═══ Records ═══

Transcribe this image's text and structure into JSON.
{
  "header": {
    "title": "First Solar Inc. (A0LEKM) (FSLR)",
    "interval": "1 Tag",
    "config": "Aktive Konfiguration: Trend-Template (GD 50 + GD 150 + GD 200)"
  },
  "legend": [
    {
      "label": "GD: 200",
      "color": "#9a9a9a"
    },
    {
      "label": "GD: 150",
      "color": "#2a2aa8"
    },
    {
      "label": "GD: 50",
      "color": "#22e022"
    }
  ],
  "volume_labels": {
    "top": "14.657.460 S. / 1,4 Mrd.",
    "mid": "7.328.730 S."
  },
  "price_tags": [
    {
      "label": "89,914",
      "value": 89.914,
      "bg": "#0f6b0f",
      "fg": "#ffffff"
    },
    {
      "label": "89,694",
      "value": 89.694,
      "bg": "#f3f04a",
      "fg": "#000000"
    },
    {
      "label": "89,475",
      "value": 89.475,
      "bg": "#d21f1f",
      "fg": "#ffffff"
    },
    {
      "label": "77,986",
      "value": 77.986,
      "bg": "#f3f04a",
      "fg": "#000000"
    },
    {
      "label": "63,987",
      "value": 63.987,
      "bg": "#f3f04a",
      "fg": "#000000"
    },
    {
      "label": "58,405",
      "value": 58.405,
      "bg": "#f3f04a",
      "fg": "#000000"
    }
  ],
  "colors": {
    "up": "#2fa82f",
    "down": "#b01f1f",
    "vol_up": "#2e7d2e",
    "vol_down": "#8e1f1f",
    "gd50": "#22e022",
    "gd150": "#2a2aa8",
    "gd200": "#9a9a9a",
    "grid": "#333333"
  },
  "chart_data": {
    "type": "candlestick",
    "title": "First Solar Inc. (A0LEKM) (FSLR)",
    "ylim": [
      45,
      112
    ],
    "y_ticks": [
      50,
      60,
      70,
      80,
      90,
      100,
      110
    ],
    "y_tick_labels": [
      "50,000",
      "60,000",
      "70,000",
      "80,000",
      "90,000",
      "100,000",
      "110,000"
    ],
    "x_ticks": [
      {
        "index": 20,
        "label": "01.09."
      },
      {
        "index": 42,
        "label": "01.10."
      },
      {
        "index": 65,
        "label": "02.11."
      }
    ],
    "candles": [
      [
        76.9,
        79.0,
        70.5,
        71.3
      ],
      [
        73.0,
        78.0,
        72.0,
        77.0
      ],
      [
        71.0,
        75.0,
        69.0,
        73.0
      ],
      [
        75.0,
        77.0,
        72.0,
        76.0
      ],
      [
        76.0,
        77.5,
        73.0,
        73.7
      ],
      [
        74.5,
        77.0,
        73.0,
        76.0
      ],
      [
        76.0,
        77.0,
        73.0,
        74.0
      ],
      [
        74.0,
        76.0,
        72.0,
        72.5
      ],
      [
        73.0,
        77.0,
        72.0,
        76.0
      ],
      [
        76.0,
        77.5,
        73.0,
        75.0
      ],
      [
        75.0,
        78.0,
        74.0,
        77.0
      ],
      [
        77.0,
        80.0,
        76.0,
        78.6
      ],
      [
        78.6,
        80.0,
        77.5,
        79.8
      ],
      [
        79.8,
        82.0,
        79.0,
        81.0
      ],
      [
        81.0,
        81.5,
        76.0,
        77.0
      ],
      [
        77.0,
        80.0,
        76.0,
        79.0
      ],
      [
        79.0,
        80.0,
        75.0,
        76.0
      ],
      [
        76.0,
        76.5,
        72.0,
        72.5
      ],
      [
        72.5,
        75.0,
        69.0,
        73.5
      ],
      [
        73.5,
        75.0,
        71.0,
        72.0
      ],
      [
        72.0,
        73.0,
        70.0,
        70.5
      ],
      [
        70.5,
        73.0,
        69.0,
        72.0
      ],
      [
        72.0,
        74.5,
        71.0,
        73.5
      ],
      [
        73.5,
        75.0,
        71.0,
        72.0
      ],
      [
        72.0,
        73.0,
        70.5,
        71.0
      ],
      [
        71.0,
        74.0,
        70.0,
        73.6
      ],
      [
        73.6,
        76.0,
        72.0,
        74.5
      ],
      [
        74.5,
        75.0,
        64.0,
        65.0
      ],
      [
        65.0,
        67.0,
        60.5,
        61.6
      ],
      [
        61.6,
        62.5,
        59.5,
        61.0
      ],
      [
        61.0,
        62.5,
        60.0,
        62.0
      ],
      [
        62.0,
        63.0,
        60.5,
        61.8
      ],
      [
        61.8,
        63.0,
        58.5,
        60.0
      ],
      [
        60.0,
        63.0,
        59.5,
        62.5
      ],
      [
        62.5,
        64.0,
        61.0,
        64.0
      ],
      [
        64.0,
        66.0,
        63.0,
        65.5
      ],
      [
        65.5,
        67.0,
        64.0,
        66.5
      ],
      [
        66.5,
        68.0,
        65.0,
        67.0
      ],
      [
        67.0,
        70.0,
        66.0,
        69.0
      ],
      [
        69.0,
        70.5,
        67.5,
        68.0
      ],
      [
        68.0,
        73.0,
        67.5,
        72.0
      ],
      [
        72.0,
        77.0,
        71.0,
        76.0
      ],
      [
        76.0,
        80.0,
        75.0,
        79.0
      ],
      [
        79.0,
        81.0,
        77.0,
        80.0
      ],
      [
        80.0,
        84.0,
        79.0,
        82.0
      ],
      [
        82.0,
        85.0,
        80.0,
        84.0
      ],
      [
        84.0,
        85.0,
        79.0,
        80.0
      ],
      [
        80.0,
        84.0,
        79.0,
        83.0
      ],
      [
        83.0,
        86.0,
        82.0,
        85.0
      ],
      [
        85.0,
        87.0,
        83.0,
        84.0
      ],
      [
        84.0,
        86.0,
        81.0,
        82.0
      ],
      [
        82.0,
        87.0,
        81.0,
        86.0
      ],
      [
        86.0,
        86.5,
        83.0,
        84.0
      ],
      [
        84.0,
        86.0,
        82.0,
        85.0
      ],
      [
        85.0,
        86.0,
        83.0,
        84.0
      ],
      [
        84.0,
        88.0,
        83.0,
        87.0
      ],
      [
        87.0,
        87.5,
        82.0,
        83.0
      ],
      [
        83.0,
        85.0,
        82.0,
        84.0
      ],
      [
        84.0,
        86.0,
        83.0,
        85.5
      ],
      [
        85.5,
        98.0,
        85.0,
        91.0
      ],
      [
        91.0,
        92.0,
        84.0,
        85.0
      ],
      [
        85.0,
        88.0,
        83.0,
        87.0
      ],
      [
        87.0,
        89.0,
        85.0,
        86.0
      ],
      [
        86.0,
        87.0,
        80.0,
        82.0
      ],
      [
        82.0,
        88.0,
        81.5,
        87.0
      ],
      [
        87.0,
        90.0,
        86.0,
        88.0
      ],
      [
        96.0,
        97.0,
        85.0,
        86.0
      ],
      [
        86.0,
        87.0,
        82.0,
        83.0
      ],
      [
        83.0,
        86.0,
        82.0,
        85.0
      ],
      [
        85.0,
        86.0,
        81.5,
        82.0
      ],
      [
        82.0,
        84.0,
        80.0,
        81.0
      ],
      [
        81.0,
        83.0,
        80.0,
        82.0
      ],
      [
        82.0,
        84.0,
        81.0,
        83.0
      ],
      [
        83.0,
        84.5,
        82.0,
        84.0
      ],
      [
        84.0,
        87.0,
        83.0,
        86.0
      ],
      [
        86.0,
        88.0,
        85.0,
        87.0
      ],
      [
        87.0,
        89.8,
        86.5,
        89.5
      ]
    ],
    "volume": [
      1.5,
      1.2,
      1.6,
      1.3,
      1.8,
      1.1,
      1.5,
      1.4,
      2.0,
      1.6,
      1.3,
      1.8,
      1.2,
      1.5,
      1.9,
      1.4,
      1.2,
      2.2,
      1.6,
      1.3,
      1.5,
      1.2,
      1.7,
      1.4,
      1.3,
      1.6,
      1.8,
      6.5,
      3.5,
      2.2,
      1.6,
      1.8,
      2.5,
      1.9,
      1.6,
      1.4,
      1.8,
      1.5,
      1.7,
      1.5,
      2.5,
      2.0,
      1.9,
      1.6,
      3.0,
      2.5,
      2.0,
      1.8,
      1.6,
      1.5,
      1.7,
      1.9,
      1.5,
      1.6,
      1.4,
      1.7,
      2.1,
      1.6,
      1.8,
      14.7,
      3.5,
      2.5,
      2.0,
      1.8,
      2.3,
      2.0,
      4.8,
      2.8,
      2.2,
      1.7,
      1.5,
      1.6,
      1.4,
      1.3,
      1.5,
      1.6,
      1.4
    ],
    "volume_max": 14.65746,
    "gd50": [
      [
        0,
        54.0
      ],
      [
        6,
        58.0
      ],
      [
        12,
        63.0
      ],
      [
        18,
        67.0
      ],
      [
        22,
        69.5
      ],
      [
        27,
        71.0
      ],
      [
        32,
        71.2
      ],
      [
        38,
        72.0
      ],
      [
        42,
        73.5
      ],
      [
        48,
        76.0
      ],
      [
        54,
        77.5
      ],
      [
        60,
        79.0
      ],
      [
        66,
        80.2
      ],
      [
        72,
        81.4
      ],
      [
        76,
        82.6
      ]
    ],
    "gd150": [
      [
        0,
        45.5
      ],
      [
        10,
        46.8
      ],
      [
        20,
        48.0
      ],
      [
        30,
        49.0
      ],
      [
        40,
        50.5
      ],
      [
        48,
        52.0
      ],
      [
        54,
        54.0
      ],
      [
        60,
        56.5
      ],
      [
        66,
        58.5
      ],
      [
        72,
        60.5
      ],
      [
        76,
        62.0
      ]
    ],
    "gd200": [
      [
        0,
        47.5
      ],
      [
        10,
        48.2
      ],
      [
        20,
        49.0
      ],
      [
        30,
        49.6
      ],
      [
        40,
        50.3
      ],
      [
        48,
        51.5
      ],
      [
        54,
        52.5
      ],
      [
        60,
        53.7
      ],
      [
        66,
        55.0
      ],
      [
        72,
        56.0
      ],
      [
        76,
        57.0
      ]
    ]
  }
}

═══

Description of the task >>
Figure out how many lines above include the string "value", then report that number and nothing else.

Final answer >>
6